_Jobs:_
• a. In the pipe tobacco thread, what kind of box does SUOrangeGuy suggest using to ship the tins?
• b. Write out the stretch of the pipe tobacco thread from "## smokehouse (Jan" through "OK, I'm in!".

_Page text:_
***
Feel free to PM me if you have any questions or comments.


----------



## Don Fernando (Jan 1, 2000)

I'm in .... add me to the list, please.


----------



## kjd2121 (Jul 13, 2006)

I'll play


----------



## SUOrangeGuy (Feb 22, 2006)

I'm in on this.

Since tins of pipe tobacco are alot havier than your average cigar it may be prudent to use a Priority Mail Flat rate box. 8.10 plus insurance no matter the weight or where in the country we ship.


----------



## smokehouse (Jan 31, 2007)

Im in. I should meet the minimum trade requirement by the time you do your final list at the end of the week. If i don't then next time. p


----------



## Hoplophile (Feb 2, 2007)

OK, I'm in!


----------



## bonggoy (Mar 9, 2006)

SUOrangeGuy said:


> I'm in on this.
> 
> Since tins of pipe tobacco are alot havier than your average cigar it may be prudent to use a Priority Mail Flat rate box. 8.10 plus insurance no matter the weight or where in the country we ship.


Good suggestion. I will definitely do that.


----------



## bonggoy (Mar 9, 2006)

Here's the tentative list:

DETROITPHA357
DROB
NCRadioMan
designwise1
Barcochris
EvanS
RutKus
GhostRider 
DaveMo (baggies only)
***
_Given entries:_
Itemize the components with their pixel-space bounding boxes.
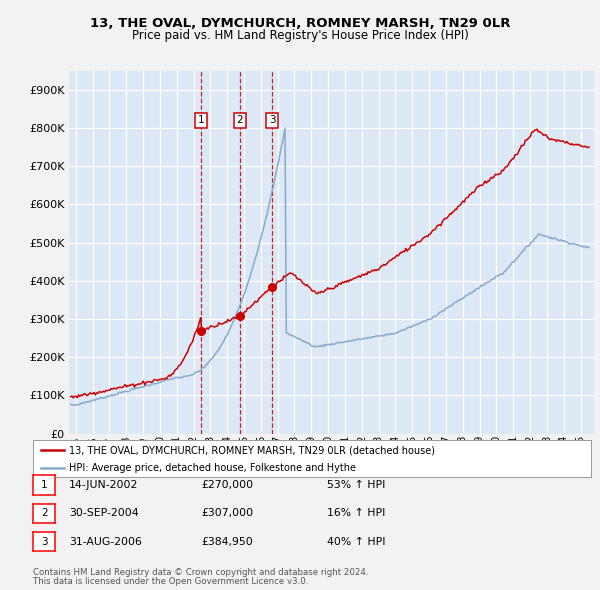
Text: Contains HM Land Registry data © Crown copyright and database right 2024.: Contains HM Land Registry data © Crown c… xyxy=(33,568,368,577)
Text: £307,000: £307,000 xyxy=(201,509,253,518)
Text: 13, THE OVAL, DYMCHURCH, ROMNEY MARSH, TN29 0LR: 13, THE OVAL, DYMCHURCH, ROMNEY MARSH, T… xyxy=(90,17,510,30)
Text: 3: 3 xyxy=(269,116,275,126)
Text: 13, THE OVAL, DYMCHURCH, ROMNEY MARSH, TN29 0LR (detached house): 13, THE OVAL, DYMCHURCH, ROMNEY MARSH, T… xyxy=(69,445,435,455)
Text: 1: 1 xyxy=(41,480,47,490)
Text: Price paid vs. HM Land Registry's House Price Index (HPI): Price paid vs. HM Land Registry's House … xyxy=(131,29,469,42)
Text: 1: 1 xyxy=(198,116,205,126)
Text: £270,000: £270,000 xyxy=(201,480,253,490)
Text: 53% ↑ HPI: 53% ↑ HPI xyxy=(327,480,385,490)
Text: HPI: Average price, detached house, Folkestone and Hythe: HPI: Average price, detached house, Folk… xyxy=(69,463,356,473)
Text: 3: 3 xyxy=(41,537,47,546)
Text: £384,950: £384,950 xyxy=(201,537,253,546)
Text: This data is licensed under the Open Government Licence v3.0.: This data is licensed under the Open Gov… xyxy=(33,577,308,586)
Text: 2: 2 xyxy=(41,509,47,518)
Text: 40% ↑ HPI: 40% ↑ HPI xyxy=(327,537,386,546)
Text: 30-SEP-2004: 30-SEP-2004 xyxy=(69,509,139,518)
Text: 16% ↑ HPI: 16% ↑ HPI xyxy=(327,509,385,518)
Text: 2: 2 xyxy=(236,116,243,126)
Text: 14-JUN-2002: 14-JUN-2002 xyxy=(69,480,139,490)
Text: 31-AUG-2006: 31-AUG-2006 xyxy=(69,537,142,546)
***
_Solutions to the problems:_
• a. A Priority Mail Flat rate box.

• b.
## smokehouse (Jan 31, 2007)

Im in. I should meet the minimum trade requirement by the time you do your final list at the end of the week. If i don't then next time. p


----------



## Hoplophile (Feb 2, 2007)

OK, I'm in!